- [SUPPLIED DATA]:

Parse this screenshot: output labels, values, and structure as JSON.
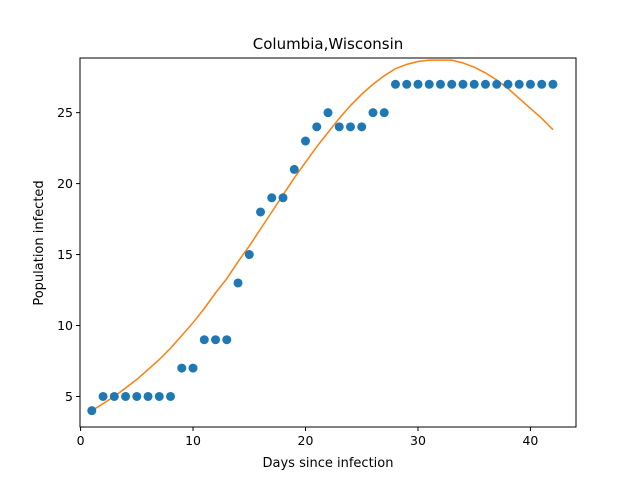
{
  "chart_data": {
    "type": "scatter",
    "title": "Columbia,Wisconsin",
    "xlabel": "Days since infection",
    "ylabel": "Population infected",
    "xlim": [
      -0.05,
      44.05
    ],
    "ylim": [
      2.85,
      28.85
    ],
    "xticks": [
      0,
      10,
      20,
      30,
      40
    ],
    "yticks": [
      5,
      10,
      15,
      20,
      25
    ],
    "grid": false,
    "colors": {
      "points": "#1f77b4",
      "fit": "#ff7f0e"
    },
    "series": [
      {
        "type": "scatter",
        "x": [
          1,
          2,
          3,
          4,
          5,
          6,
          7,
          8,
          9,
          10,
          11,
          12,
          13,
          14,
          15,
          16,
          17,
          18,
          19,
          20,
          21,
          22,
          23,
          24,
          25,
          26,
          27,
          28,
          29,
          30,
          31,
          32,
          33,
          34,
          35,
          36,
          37,
          38,
          39,
          40,
          41,
          42
        ],
        "y": [
          4,
          5,
          5,
          5,
          5,
          5,
          5,
          5,
          7,
          7,
          9,
          9,
          9,
          13,
          15,
          18,
          19,
          19,
          21,
          23,
          24,
          25,
          24,
          24,
          24,
          25,
          25,
          27,
          27,
          27,
          27,
          27,
          27,
          27,
          27,
          27,
          27,
          27,
          27,
          27,
          27,
          27
        ]
      },
      {
        "type": "line",
        "x": [
          1,
          2,
          3,
          4,
          5,
          6,
          7,
          8,
          9,
          10,
          11,
          12,
          13,
          14,
          15,
          16,
          17,
          18,
          19,
          20,
          21,
          22,
          23,
          24,
          25,
          26,
          27,
          28,
          29,
          30,
          31,
          32,
          33,
          34,
          35,
          36,
          37,
          38,
          39,
          40,
          41,
          42
        ],
        "y": [
          4.0,
          4.5,
          5.0,
          5.6,
          6.2,
          6.9,
          7.6,
          8.4,
          9.3,
          10.2,
          11.2,
          12.3,
          13.3,
          14.5,
          15.6,
          16.8,
          18.0,
          19.2,
          20.4,
          21.5,
          22.6,
          23.6,
          24.6,
          25.5,
          26.3,
          27.0,
          27.6,
          28.1,
          28.4,
          28.6,
          28.7,
          28.7,
          28.7,
          28.5,
          28.2,
          27.8,
          27.3,
          26.7,
          26.0,
          25.3,
          24.6,
          23.8
        ]
      }
    ]
  }
}
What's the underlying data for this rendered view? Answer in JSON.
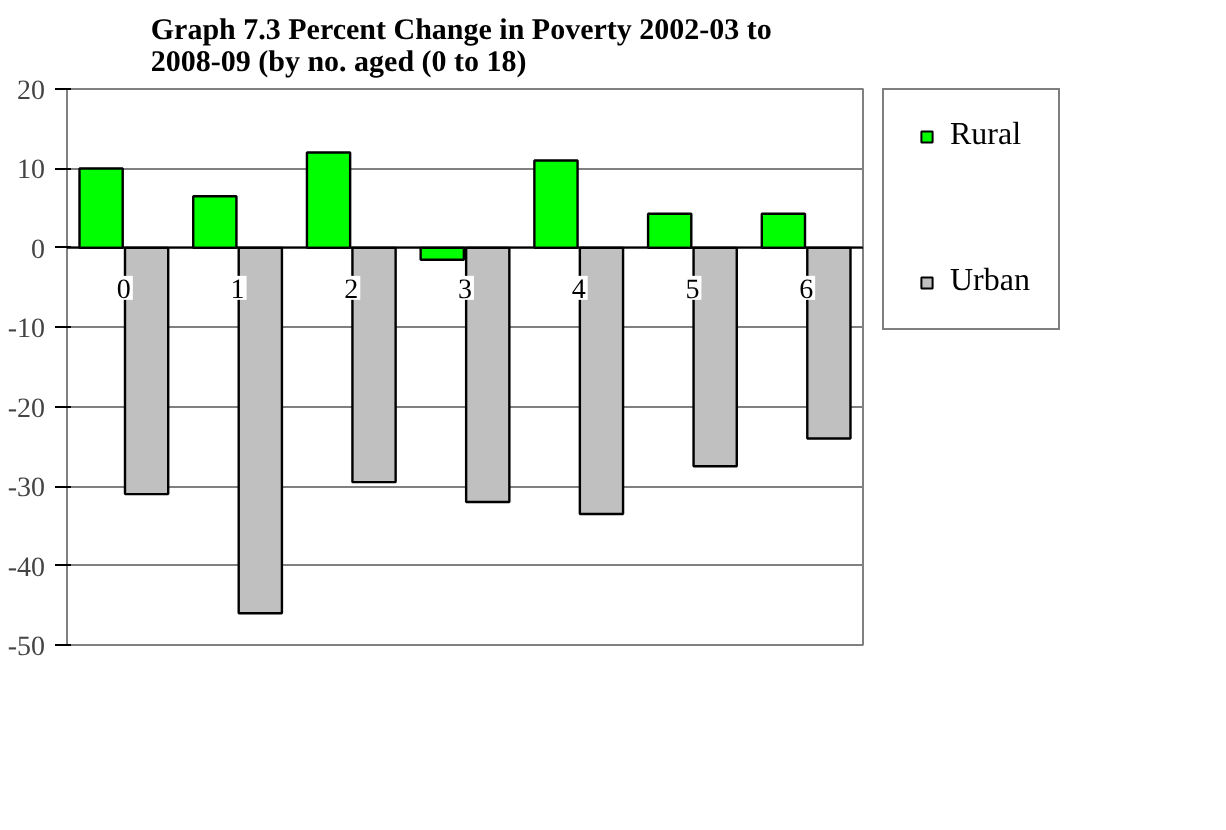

- [PROBLEM DESCRIPTION]:
Write out every entry again word for word, without any of the pictures.

- [SOLUTION FOR THIS TASK]:
Parse this screenshot: output labels, values, and structure as JSON.
{
  "chart_data": {
    "type": "scatter",
    "title": "Columbia,Wisconsin",
    "xlabel": "Days since infection",
    "ylabel": "Population infected",
    "xlim": [
      -0.05,
      44.05
    ],
    "ylim": [
      2.85,
      28.85
    ],
    "xticks": [
      0,
      10,
      20,
      30,
      40
    ],
    "yticks": [
      5,
      10,
      15,
      20,
      25
    ],
    "grid": false,
    "colors": {
      "points": "#1f77b4",
      "fit": "#ff7f0e"
    },
    "series": [
      {
        "type": "scatter",
        "x": [
          1,
          2,
          3,
          4,
          5,
          6,
          7,
          8,
          9,
          10,
          11,
          12,
          13,
          14,
          15,
          16,
          17,
          18,
          19,
          20,
          21,
          22,
          23,
          24,
          25,
          26,
          27,
          28,
          29,
          30,
          31,
          32,
          33,
          34,
          35,
          36,
          37,
          38,
          39,
          40,
          41,
          42
        ],
        "y": [
          4,
          5,
          5,
          5,
          5,
          5,
          5,
          5,
          7,
          7,
          9,
          9,
          9,
          13,
          15,
          18,
          19,
          19,
          21,
          23,
          24,
          25,
          24,
          24,
          24,
          25,
          25,
          27,
          27,
          27,
          27,
          27,
          27,
          27,
          27,
          27,
          27,
          27,
          27,
          27,
          27,
          27
        ]
      },
      {
        "type": "line",
        "x": [
          1,
          2,
          3,
          4,
          5,
          6,
          7,
          8,
          9,
          10,
          11,
          12,
          13,
          14,
          15,
          16,
          17,
          18,
          19,
          20,
          21,
          22,
          23,
          24,
          25,
          26,
          27,
          28,
          29,
          30,
          31,
          32,
          33,
          34,
          35,
          36,
          37,
          38,
          39,
          40,
          41,
          42
        ],
        "y": [
          4.0,
          4.5,
          5.0,
          5.6,
          6.2,
          6.9,
          7.6,
          8.4,
          9.3,
          10.2,
          11.2,
          12.3,
          13.3,
          14.5,
          15.6,
          16.8,
          18.0,
          19.2,
          20.4,
          21.5,
          22.6,
          23.6,
          24.6,
          25.5,
          26.3,
          27.0,
          27.6,
          28.1,
          28.4,
          28.6,
          28.7,
          28.7,
          28.7,
          28.5,
          28.2,
          27.8,
          27.3,
          26.7,
          26.0,
          25.3,
          24.6,
          23.8
        ]
      }
    ]
  }
}
What's the underlying data for this rendered view? Answer in JSON.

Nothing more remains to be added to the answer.